Page records with their text:

§

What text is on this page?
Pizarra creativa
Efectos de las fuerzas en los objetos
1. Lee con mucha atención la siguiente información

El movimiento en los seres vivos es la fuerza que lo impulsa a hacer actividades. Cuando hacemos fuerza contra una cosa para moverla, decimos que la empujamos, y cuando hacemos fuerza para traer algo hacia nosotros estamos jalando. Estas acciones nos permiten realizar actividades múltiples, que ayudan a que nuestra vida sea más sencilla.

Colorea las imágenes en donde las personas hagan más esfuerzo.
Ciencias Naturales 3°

§

What you need to do: Exact transcription of the records is all that is wanted.

Solution to this task:
What text is on this page?
Pizarra creativa
Efectos de las fuerzas en los objetos
1. Lee con mucha atención la siguiente información

El movimiento en los seres vivos es la fuerza que lo impulsa a hacer actividades. Cuando hacemos fuerza contra una cosa para moverla, decimos que la empujamos, y cuando hacemos fuerza para traer algo hacia nosotros estamos jalando. Estas acciones nos permiten realizar actividades múltiples, que ayudan a que nuestra vida sea más sencilla.

Colorea las imágenes en donde las personas hagan más esfuerzo.
Ciencias Naturales 3°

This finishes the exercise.